-- YOUR OBJECTIVE --
For each line that holds "trend", copy the line out.

-- ITEMS --
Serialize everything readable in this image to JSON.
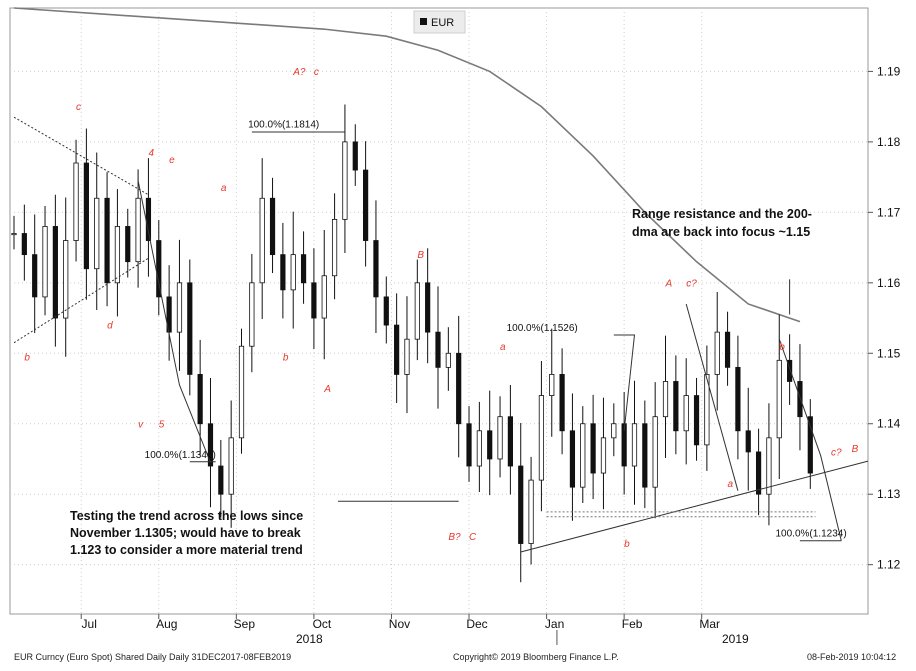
{
  "chart_data": {
    "type": "candlestick",
    "legend": {
      "label": "EUR",
      "placement": "top-center",
      "swatch_color": "#111111"
    },
    "y_axis": {
      "side": "right",
      "ylim": [
        1.113,
        1.199
      ],
      "ticks": [
        "1.12",
        "1.13",
        "1.14",
        "1.15",
        "1.16",
        "1.17",
        "1.18",
        "1.19"
      ]
    },
    "x_axis": {
      "month_ticks": [
        "Jul",
        "Aug",
        "Sep",
        "Oct",
        "Nov",
        "Dec",
        "Jan",
        "Feb",
        "Mar"
      ],
      "year_labels": [
        "2018",
        "2019"
      ]
    },
    "grid": "dotted",
    "price_series": [
      {
        "t": 0,
        "v": 1.167
      },
      {
        "t": 1,
        "v": 1.164
      },
      {
        "t": 2,
        "v": 1.158
      },
      {
        "t": 3,
        "v": 1.168
      },
      {
        "t": 4,
        "v": 1.155
      },
      {
        "t": 5,
        "v": 1.166
      },
      {
        "t": 6,
        "v": 1.177
      },
      {
        "t": 7,
        "v": 1.162
      },
      {
        "t": 8,
        "v": 1.172
      },
      {
        "t": 9,
        "v": 1.16
      },
      {
        "t": 10,
        "v": 1.168
      },
      {
        "t": 11,
        "v": 1.163
      },
      {
        "t": 12,
        "v": 1.172
      },
      {
        "t": 13,
        "v": 1.166
      },
      {
        "t": 14,
        "v": 1.158
      },
      {
        "t": 15,
        "v": 1.153
      },
      {
        "t": 16,
        "v": 1.16
      },
      {
        "t": 17,
        "v": 1.147
      },
      {
        "t": 18,
        "v": 1.14
      },
      {
        "t": 19,
        "v": 1.134
      },
      {
        "t": 20,
        "v": 1.13
      },
      {
        "t": 21,
        "v": 1.138
      },
      {
        "t": 22,
        "v": 1.151
      },
      {
        "t": 23,
        "v": 1.16
      },
      {
        "t": 24,
        "v": 1.172
      },
      {
        "t": 25,
        "v": 1.164
      },
      {
        "t": 26,
        "v": 1.159
      },
      {
        "t": 27,
        "v": 1.164
      },
      {
        "t": 28,
        "v": 1.16
      },
      {
        "t": 29,
        "v": 1.155
      },
      {
        "t": 30,
        "v": 1.161
      },
      {
        "t": 31,
        "v": 1.169
      },
      {
        "t": 32,
        "v": 1.18
      },
      {
        "t": 33,
        "v": 1.176
      },
      {
        "t": 34,
        "v": 1.166
      },
      {
        "t": 35,
        "v": 1.158
      },
      {
        "t": 36,
        "v": 1.154
      },
      {
        "t": 37,
        "v": 1.147
      },
      {
        "t": 38,
        "v": 1.152
      },
      {
        "t": 39,
        "v": 1.16
      },
      {
        "t": 40,
        "v": 1.153
      },
      {
        "t": 41,
        "v": 1.148
      },
      {
        "t": 42,
        "v": 1.15
      },
      {
        "t": 43,
        "v": 1.14
      },
      {
        "t": 44,
        "v": 1.134
      },
      {
        "t": 45,
        "v": 1.139
      },
      {
        "t": 46,
        "v": 1.135
      },
      {
        "t": 47,
        "v": 1.141
      },
      {
        "t": 48,
        "v": 1.134
      },
      {
        "t": 49,
        "v": 1.123
      },
      {
        "t": 50,
        "v": 1.132
      },
      {
        "t": 51,
        "v": 1.144
      },
      {
        "t": 52,
        "v": 1.147
      },
      {
        "t": 53,
        "v": 1.139
      },
      {
        "t": 54,
        "v": 1.131
      },
      {
        "t": 55,
        "v": 1.14
      },
      {
        "t": 56,
        "v": 1.133
      },
      {
        "t": 57,
        "v": 1.138
      },
      {
        "t": 58,
        "v": 1.14
      },
      {
        "t": 59,
        "v": 1.134
      },
      {
        "t": 60,
        "v": 1.14
      },
      {
        "t": 61,
        "v": 1.131
      },
      {
        "t": 62,
        "v": 1.141
      },
      {
        "t": 63,
        "v": 1.146
      },
      {
        "t": 64,
        "v": 1.139
      },
      {
        "t": 65,
        "v": 1.144
      },
      {
        "t": 66,
        "v": 1.137
      },
      {
        "t": 67,
        "v": 1.147
      },
      {
        "t": 68,
        "v": 1.153
      },
      {
        "t": 69,
        "v": 1.148
      },
      {
        "t": 70,
        "v": 1.139
      },
      {
        "t": 71,
        "v": 1.136
      },
      {
        "t": 72,
        "v": 1.13
      },
      {
        "t": 73,
        "v": 1.138
      },
      {
        "t": 74,
        "v": 1.149
      },
      {
        "t": 75,
        "v": 1.146
      },
      {
        "t": 76,
        "v": 1.141
      },
      {
        "t": 77,
        "v": 1.133
      }
    ],
    "ma200_series": [
      {
        "t": 0,
        "v": 1.199
      },
      {
        "t": 10,
        "v": 1.198
      },
      {
        "t": 20,
        "v": 1.197
      },
      {
        "t": 30,
        "v": 1.196
      },
      {
        "t": 36,
        "v": 1.195
      },
      {
        "t": 41,
        "v": 1.193
      },
      {
        "t": 46,
        "v": 1.19
      },
      {
        "t": 51,
        "v": 1.185
      },
      {
        "t": 56,
        "v": 1.178
      },
      {
        "t": 61,
        "v": 1.17
      },
      {
        "t": 66,
        "v": 1.163
      },
      {
        "t": 71,
        "v": 1.157
      },
      {
        "t": 76,
        "v": 1.1545
      }
    ],
    "fib_labels": [
      {
        "text": "100.0%(1.1814)",
        "t": 30,
        "v": 1.1815
      },
      {
        "text": "100.0%(1.1346)",
        "t": 20,
        "v": 1.1346
      },
      {
        "text": "100.0%(1.1526)",
        "t": 55,
        "v": 1.1526
      },
      {
        "text": "100.0%(1.1234)",
        "t": 81,
        "v": 1.1234
      }
    ],
    "wave_labels": [
      {
        "text": "c",
        "t": 6,
        "v": 1.1845
      },
      {
        "text": "4",
        "t": 13,
        "v": 1.178
      },
      {
        "text": "e",
        "t": 15,
        "v": 1.177
      },
      {
        "text": "a",
        "t": 20,
        "v": 1.173
      },
      {
        "text": "A?",
        "t": 27,
        "v": 1.1895
      },
      {
        "text": "c",
        "t": 29,
        "v": 1.1895
      },
      {
        "text": "B",
        "t": 39,
        "v": 1.1635
      },
      {
        "text": "d",
        "t": 9,
        "v": 1.1535
      },
      {
        "text": "b",
        "t": 1,
        "v": 1.149
      },
      {
        "text": "b",
        "t": 26,
        "v": 1.149
      },
      {
        "text": "A",
        "t": 30,
        "v": 1.1445
      },
      {
        "text": "a",
        "t": 47,
        "v": 1.1505
      },
      {
        "text": "v",
        "t": 12,
        "v": 1.1395
      },
      {
        "text": "5",
        "t": 14,
        "v": 1.1395
      },
      {
        "text": "B?",
        "t": 42,
        "v": 1.1235
      },
      {
        "text": "C",
        "t": 44,
        "v": 1.1235
      },
      {
        "text": "A",
        "t": 63,
        "v": 1.1595
      },
      {
        "text": "c?",
        "t": 65,
        "v": 1.1595
      },
      {
        "text": "b",
        "t": 74,
        "v": 1.1505
      },
      {
        "text": "c?",
        "t": 79,
        "v": 1.1355
      },
      {
        "text": "B",
        "t": 81,
        "v": 1.136
      },
      {
        "text": "a",
        "t": 69,
        "v": 1.131
      },
      {
        "text": "b",
        "t": 59,
        "v": 1.1225
      }
    ],
    "annotations": [
      {
        "text": "Range resistance and the 200-",
        "line": 1
      },
      {
        "text": "dma are back into focus ~1.15",
        "line": 2
      },
      {
        "text": "Testing the trend across the lows since",
        "line": 1
      },
      {
        "text": "November 1.1305; would have to break",
        "line": 2
      },
      {
        "text": "1.123 to consider a more material trend",
        "line": 3
      }
    ]
  },
  "footer": {
    "left": "EUR Curncy (Euro Spot) Shared Daily  Daily 31DEC2017-08FEB2019",
    "center": "Copyright© 2019 Bloomberg Finance L.P.",
    "right": "08-Feb-2019 10:04:12"
  }
}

-- SOLUTION FOR THIS TASK --
        "text": "Testing the trend across the lows since",
        "text": "1.123 to consider a more material trend",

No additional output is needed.